**SHORT PROBLEM**
Format the records as a Markdown table with the columns Row and Line, one row per line and blank lines omitted. Begin at the line that contains "arrow-up-icon [158,453,168,464]" and stop after the line that contains "tab-compilation-results[interactable]: Compilation Results".

**EXTRACTED DATA**

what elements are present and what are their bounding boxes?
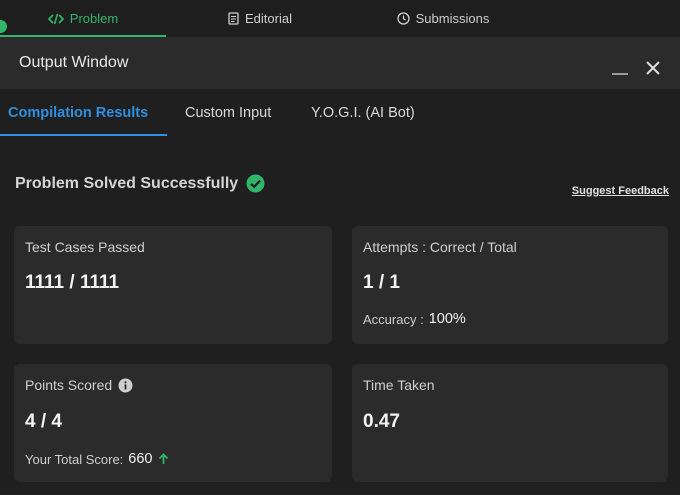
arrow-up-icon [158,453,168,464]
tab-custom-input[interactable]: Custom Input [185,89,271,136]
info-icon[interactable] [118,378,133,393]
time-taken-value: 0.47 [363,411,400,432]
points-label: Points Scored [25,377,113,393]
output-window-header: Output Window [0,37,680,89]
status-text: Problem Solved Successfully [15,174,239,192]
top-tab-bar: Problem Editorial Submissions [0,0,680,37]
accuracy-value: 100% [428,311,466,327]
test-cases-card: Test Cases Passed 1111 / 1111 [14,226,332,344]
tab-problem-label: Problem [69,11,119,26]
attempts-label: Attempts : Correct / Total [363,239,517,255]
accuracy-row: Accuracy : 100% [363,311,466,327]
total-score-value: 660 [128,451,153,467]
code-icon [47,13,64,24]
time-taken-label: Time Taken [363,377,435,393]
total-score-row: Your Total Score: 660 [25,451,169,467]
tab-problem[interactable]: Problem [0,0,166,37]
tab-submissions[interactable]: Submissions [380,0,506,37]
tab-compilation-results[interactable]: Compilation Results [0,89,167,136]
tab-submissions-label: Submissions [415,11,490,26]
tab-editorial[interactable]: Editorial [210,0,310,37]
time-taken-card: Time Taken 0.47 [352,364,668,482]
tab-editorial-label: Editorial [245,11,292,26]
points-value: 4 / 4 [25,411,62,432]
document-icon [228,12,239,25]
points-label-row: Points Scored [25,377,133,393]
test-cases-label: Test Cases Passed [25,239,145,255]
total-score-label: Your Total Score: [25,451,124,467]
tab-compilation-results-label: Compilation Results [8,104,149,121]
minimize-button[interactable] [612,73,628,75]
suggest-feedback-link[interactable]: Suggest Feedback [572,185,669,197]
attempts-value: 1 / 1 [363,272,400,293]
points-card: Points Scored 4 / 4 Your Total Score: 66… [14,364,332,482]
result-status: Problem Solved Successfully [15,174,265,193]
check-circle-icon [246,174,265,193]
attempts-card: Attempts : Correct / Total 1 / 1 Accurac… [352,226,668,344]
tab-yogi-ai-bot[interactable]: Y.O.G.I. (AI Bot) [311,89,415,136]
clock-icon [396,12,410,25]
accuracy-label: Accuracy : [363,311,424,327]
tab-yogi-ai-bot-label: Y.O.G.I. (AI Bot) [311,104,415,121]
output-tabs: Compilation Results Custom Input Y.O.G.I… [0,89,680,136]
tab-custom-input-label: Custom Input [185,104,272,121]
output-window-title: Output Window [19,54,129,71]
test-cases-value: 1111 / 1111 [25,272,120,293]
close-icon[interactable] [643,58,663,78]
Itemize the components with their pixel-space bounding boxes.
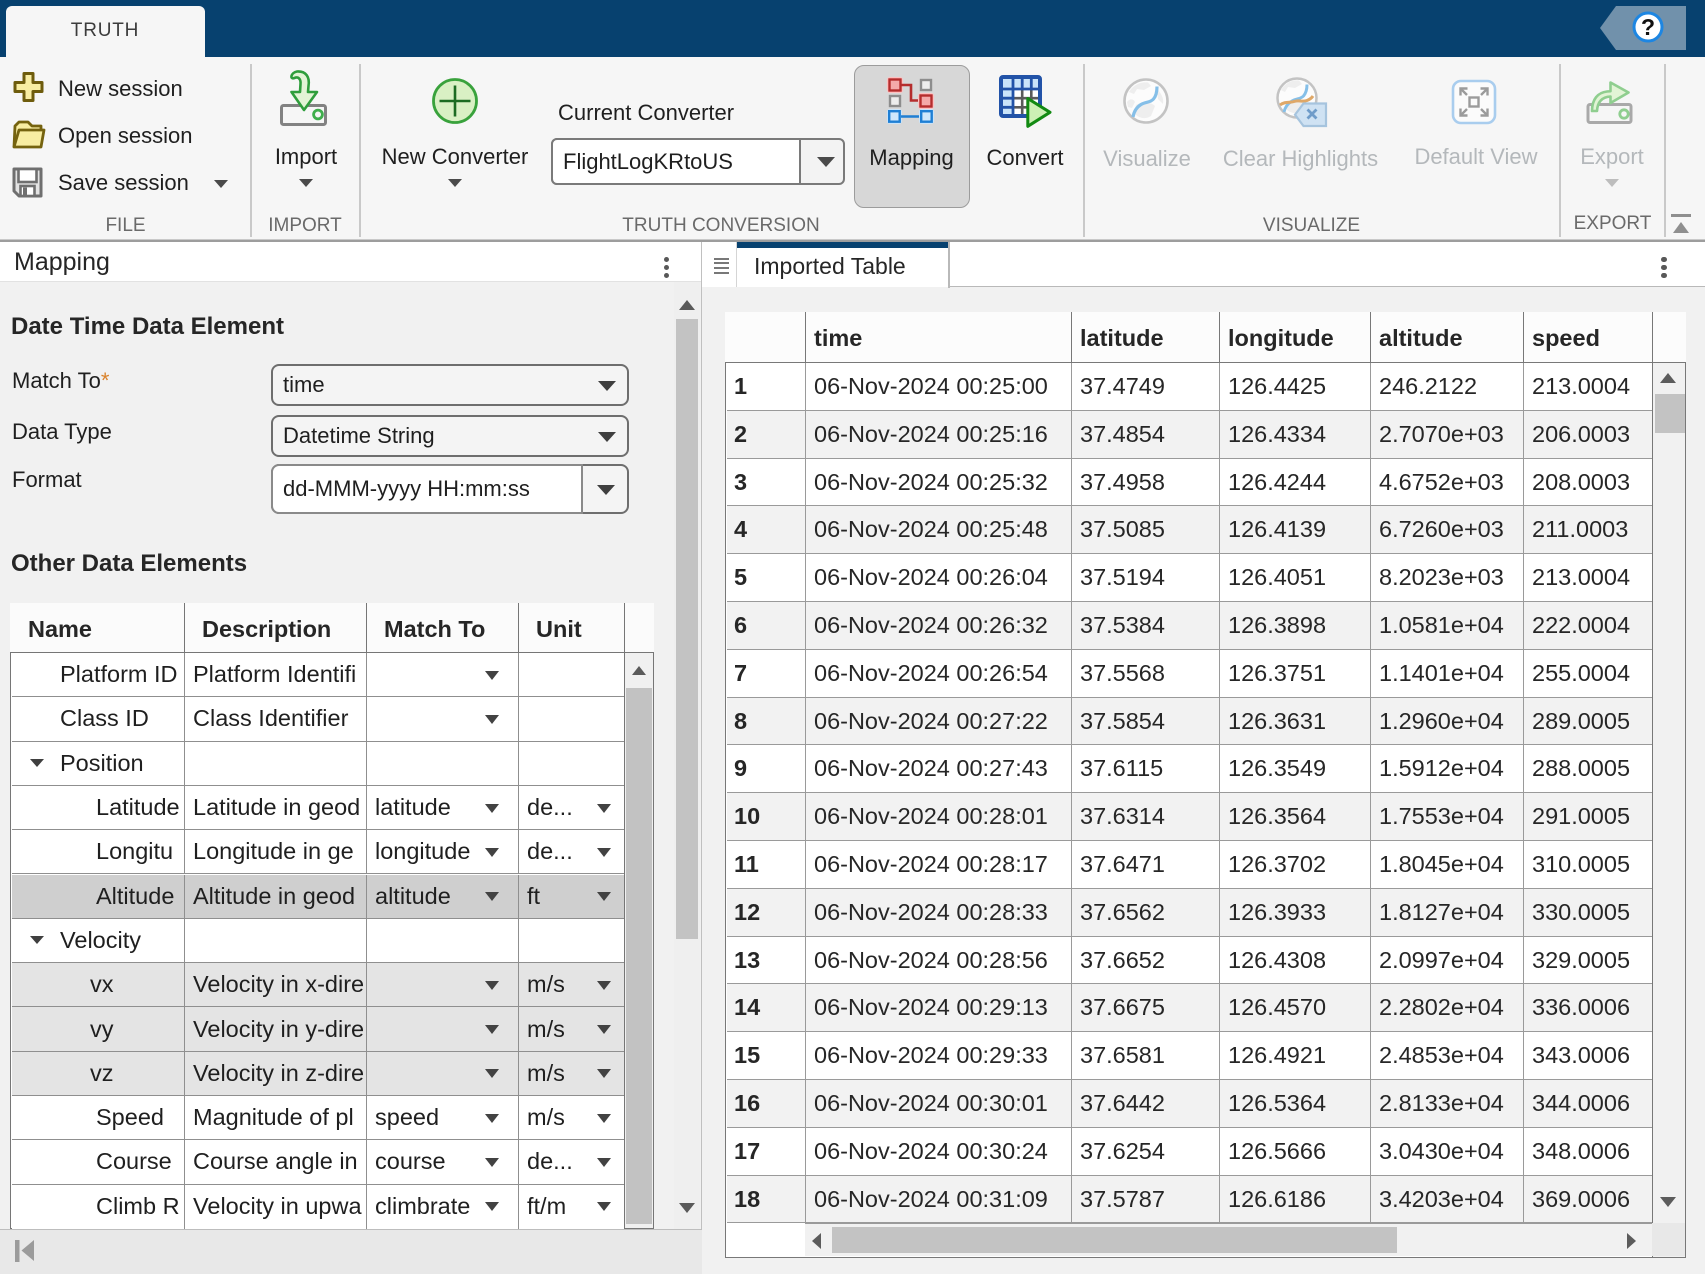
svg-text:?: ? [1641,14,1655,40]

**ANSWER FOR THE TASK**
| Row | Line |
|---|---|
| 1 | arrow-up-icon [158,453,168,464] |
| 2 | tab-custom-input[interactable]: Custom Input [185,89,271,136] |
| 3 | info-icon[interactable] [118,378,133,393] |
| 4 | time-taken-value: 0.47 [363,411,400,432] |
| 5 | points-label: Points Scored [25,377,113,393] |
| 6 | output-window-header: Output Window [0,37,680,89] |
| 7 | status-text: Problem Solved Successfully [15,174,239,192] |
| 8 | top-tab-bar: Problem Editorial Submissions [0,0,680,37] |
| 9 | accuracy-value: 100% [428,311,466,327] |
| 10 | test-cases-card: Test Cases Passed 1111 / 1111 [14,226,332,344] |
| 11 | tab-problem-label: Problem [69,11,119,26] |
| 12 | attempts-label: Attempts : Correct / Total [363,239,517,255] |
| 13 | accuracy-row: Accuracy : 100% [363,311,466,327] |
| 14 | total-score-value: 660 [128,451,153,467] |
| 15 | code-icon [47,13,64,24] |
| 16 | time-taken-label: Time Taken [363,377,435,393] |
| 17 | total-score-row: Your Total Score: 660 [25,451,169,467] |
| 18 | tab-problem[interactable]: Problem [0,0,166,37] |
| 19 | tab-submissions[interactable]: Submissions [380,0,506,37] |
| 20 | tab-compilation-results[interactable]: Compilation Results [0,89,167,136] |